Please reproduce the numbered list of Facebook posting tips below word for word, from item 13 through item 21, leaving out the material that follows it.

## SOURCE TEXT
# # # # # # #
13. Express heartfelt thanks to friends or family for helping you through #12, or just for being there, or whatever.
14. Conclude sentimental portion of list by citing the scene in movie X that always makes you cry. Could also be a lyric, or a memory, so long as it involves crying.
15. Something about drugs.
16. Tell a story of how you stood up to authority. Dwelling on descriptive details can help it not seem like you are making yourself out to be a hero even though you are.
17. Recount a dramatic moment, like having your heart broken or getting arrested, but withhold details, forcing readers to ask for them in your “comments’’ section. In case you didn’t know, comments equate to status on Facebook even more than number of friends.
18. Make one up.
19. Say “one of these is completely made up.”
20. If you have kids, a) cite weird names you wanted for them and how your more rational, if less creative, spouse rescued them from a lifetime of torture,
21. and/or b) relate story that appears to expose your inept parenting while in fact highlighting their precocious brilliance. If you don’t have kids, relate a cute anecdote from your early life to show everyone that you’re still a kid at heart.
# # # # # # #
## INFORMATION SHOWN

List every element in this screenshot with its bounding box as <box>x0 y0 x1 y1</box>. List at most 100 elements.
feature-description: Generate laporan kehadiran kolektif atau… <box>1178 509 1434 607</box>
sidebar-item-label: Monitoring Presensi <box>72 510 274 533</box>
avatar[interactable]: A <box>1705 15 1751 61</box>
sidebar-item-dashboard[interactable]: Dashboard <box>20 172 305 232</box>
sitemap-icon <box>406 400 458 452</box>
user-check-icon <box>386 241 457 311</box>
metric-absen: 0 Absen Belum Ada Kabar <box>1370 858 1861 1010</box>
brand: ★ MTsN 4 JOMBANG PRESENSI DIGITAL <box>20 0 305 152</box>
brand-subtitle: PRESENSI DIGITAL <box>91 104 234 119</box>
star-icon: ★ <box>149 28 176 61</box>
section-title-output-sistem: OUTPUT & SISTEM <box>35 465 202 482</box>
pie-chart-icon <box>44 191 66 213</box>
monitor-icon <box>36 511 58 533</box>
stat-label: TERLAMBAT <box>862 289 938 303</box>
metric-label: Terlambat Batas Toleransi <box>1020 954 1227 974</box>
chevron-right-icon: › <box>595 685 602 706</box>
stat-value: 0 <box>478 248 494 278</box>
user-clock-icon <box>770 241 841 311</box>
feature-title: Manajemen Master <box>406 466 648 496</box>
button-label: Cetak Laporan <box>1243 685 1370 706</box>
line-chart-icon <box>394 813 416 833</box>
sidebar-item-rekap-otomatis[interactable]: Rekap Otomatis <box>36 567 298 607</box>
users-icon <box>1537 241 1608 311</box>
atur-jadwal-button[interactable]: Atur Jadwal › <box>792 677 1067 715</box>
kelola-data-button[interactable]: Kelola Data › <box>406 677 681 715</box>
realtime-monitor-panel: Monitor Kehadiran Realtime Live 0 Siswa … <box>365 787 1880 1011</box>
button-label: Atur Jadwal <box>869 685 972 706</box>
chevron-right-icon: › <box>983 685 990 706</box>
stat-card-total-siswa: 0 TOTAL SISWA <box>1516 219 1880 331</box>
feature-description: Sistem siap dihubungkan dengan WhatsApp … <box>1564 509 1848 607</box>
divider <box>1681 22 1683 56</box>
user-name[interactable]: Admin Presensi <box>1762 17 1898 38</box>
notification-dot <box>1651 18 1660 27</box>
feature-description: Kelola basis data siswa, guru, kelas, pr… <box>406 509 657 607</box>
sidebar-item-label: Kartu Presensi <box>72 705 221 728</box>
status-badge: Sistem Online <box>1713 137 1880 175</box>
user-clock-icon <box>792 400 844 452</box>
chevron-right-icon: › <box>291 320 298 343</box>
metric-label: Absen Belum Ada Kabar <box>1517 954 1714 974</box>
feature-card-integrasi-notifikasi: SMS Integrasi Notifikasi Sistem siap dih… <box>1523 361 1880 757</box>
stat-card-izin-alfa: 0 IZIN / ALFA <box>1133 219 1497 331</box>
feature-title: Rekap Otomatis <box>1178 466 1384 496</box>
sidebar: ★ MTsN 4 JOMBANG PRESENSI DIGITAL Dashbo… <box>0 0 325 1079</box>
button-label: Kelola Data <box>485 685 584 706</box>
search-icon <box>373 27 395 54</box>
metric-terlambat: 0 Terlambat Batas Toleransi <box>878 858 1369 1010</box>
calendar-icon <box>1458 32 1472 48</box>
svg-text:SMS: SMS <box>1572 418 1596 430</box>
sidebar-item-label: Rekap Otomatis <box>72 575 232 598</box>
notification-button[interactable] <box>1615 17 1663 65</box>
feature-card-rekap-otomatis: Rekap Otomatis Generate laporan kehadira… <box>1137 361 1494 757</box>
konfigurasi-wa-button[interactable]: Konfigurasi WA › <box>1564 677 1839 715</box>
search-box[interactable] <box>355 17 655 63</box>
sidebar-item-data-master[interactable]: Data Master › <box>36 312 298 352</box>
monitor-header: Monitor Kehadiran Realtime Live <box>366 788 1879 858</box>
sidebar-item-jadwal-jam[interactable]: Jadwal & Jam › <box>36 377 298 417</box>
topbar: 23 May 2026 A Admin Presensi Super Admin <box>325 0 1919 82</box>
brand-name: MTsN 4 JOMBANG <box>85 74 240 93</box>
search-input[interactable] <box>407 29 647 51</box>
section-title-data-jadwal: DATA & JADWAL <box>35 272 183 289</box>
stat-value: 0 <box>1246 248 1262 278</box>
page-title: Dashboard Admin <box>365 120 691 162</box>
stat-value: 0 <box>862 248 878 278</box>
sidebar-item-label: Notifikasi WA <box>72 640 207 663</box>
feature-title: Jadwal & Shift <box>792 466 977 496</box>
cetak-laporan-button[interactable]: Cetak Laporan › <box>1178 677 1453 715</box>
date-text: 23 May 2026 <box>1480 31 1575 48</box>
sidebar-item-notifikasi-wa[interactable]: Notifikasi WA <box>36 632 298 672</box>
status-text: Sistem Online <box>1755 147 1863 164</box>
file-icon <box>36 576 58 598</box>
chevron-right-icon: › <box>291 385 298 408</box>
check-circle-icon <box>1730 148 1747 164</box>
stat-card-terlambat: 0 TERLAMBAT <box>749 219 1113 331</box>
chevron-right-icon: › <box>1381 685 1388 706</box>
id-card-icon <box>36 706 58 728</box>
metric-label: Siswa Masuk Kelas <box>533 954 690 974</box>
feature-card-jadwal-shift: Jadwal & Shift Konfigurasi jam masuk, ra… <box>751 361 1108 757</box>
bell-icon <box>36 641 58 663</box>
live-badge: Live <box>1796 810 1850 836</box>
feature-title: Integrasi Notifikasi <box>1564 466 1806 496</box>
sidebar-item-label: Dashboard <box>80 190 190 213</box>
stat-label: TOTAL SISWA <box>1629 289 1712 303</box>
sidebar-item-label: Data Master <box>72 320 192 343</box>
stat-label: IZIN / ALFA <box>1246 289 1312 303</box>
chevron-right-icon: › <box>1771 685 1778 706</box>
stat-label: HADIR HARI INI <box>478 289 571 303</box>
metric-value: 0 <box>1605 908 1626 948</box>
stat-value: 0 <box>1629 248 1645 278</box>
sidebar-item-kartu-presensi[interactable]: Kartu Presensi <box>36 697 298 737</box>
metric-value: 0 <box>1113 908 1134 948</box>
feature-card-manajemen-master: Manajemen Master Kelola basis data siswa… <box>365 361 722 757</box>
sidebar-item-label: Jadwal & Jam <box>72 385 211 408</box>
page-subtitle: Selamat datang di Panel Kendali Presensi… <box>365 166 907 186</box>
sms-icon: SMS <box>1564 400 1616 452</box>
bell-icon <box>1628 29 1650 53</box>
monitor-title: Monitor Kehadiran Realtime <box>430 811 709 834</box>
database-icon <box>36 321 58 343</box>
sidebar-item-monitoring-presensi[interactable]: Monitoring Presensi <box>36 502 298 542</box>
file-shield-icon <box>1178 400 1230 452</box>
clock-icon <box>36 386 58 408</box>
# # # # # # #
## FULL ANSWER
13. Express heartfelt thanks to friends or family for helping you through #12, or just for being there, or whatever.
14. Conclude sentimental portion of list by citing the scene in movie X that always makes you cry. Could also be a lyric, or a memory, so long as it involves crying.
15. Something about drugs.
16. Tell a story of how you stood up to authority. Dwelling on descriptive details can help it not seem like you are making yourself out to be a hero even though you are.
17. Recount a dramatic moment, like having your heart broken or getting arrested, but withhold details, forcing readers to ask for them in your “comments’’ section. In case you didn’t know, comments equate to status on Facebook even more than number of friends.
18. Make one up.
19. Say “one of these is completely made up.”
20. If you have kids, a) cite weird names you wanted for them and how your more rational, if less creative, spouse rescued them from a lifetime of torture,
21. and/or b) relate story that appears to expose your inept parenting while in fact highlighting their precocious brilliance. If you don’t have kids, relate a cute anecdote from your early life to show everyone that you’re still a kid at heart.